## DESCRIPTION OF THE TASK
Transcribe the records exactly from the line with "Give me a plain-text" to the end, both included.

++++++

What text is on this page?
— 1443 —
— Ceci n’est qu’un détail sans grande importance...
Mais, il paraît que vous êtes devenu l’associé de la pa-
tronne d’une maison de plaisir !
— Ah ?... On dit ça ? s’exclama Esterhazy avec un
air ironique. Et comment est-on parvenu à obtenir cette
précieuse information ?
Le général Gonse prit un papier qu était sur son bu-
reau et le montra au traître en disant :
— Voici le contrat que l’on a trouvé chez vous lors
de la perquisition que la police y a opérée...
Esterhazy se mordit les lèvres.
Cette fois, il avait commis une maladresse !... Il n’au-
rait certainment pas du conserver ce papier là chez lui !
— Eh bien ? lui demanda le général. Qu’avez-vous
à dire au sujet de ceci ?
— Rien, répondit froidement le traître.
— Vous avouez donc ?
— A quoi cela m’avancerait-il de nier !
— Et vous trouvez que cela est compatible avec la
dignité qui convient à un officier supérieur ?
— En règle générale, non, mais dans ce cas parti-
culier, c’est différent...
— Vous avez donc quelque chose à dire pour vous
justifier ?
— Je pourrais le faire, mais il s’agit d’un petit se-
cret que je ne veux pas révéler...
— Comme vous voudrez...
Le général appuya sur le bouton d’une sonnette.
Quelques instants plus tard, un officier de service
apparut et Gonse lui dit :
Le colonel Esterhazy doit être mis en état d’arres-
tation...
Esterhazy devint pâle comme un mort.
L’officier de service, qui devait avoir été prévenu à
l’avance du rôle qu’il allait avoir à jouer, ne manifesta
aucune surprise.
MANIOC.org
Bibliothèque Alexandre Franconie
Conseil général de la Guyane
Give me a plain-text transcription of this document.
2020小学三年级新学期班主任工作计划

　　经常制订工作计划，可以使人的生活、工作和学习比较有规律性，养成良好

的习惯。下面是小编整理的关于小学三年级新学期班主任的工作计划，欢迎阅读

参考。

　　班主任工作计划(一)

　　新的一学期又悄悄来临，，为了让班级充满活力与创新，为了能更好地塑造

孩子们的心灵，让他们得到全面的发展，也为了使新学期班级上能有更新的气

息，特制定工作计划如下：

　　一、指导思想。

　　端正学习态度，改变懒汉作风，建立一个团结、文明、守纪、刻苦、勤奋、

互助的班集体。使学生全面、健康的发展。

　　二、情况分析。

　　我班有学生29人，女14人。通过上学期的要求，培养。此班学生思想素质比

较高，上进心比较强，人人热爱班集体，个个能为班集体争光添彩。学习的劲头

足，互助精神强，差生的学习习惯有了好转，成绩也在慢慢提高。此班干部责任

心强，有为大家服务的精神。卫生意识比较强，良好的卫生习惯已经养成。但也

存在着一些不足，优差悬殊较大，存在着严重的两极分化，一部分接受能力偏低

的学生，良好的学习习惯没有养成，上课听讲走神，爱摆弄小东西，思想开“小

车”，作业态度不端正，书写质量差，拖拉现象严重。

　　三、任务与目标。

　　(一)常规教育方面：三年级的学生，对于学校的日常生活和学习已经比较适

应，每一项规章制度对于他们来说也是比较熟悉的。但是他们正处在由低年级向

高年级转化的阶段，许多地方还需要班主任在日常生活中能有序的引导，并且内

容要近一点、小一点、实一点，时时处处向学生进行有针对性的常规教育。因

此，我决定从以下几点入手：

++++++

## COMPLETED TASK
Give me a plain-text transcription of this document.
2020小学三年级新学期班主任工作计划

　　经常制订工作计划，可以使人的生活、工作和学习比较有规律性，养成良好

的习惯。下面是小编整理的关于小学三年级新学期班主任的工作计划，欢迎阅读

参考。

　　班主任工作计划(一)

　　新的一学期又悄悄来临，，为了让班级充满活力与创新，为了能更好地塑造

孩子们的心灵，让他们得到全面的发展，也为了使新学期班级上能有更新的气

息，特制定工作计划如下：

　　一、指导思想。

　　端正学习态度，改变懒汉作风，建立一个团结、文明、守纪、刻苦、勤奋、

互助的班集体。使学生全面、健康的发展。

　　二、情况分析。

　　我班有学生29人，女14人。通过上学期的要求，培养。此班学生思想素质比

较高，上进心比较强，人人热爱班集体，个个能为班集体争光添彩。学习的劲头

足，互助精神强，差生的学习习惯有了好转，成绩也在慢慢提高。此班干部责任

心强，有为大家服务的精神。卫生意识比较强，良好的卫生习惯已经养成。但也

存在着一些不足，优差悬殊较大，存在着严重的两极分化，一部分接受能力偏低

的学生，良好的学习习惯没有养成，上课听讲走神，爱摆弄小东西，思想开“小

车”，作业态度不端正，书写质量差，拖拉现象严重。

　　三、任务与目标。

　　(一)常规教育方面：三年级的学生，对于学校的日常生活和学习已经比较适

应，每一项规章制度对于他们来说也是比较熟悉的。但是他们正处在由低年级向

高年级转化的阶段，许多地方还需要班主任在日常生活中能有序的引导，并且内

容要近一点、小一点、实一点，时时处处向学生进行有针对性的常规教育。因

此，我决定从以下几点入手：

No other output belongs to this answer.